▸ **Input rows**
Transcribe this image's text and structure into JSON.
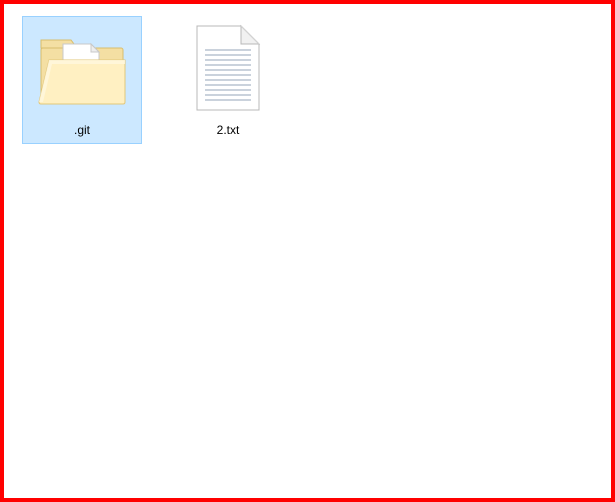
{
  "items": [
    {
      "name": ".git",
      "type": "folder-with-file",
      "selected": true
    },
    {
      "name": "2.txt",
      "type": "text-file",
      "selected": false
    }
  ]
}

▸ **Exercise**
Repeat the full listing above exactly, with no pictures in the copy.

▸ **Problem solution**
Transcribe this image's text and structure into JSON.
{
  "items": [
    {
      "name": ".git",
      "type": "folder-with-file",
      "selected": true
    },
    {
      "name": "2.txt",
      "type": "text-file",
      "selected": false
    }
  ]
}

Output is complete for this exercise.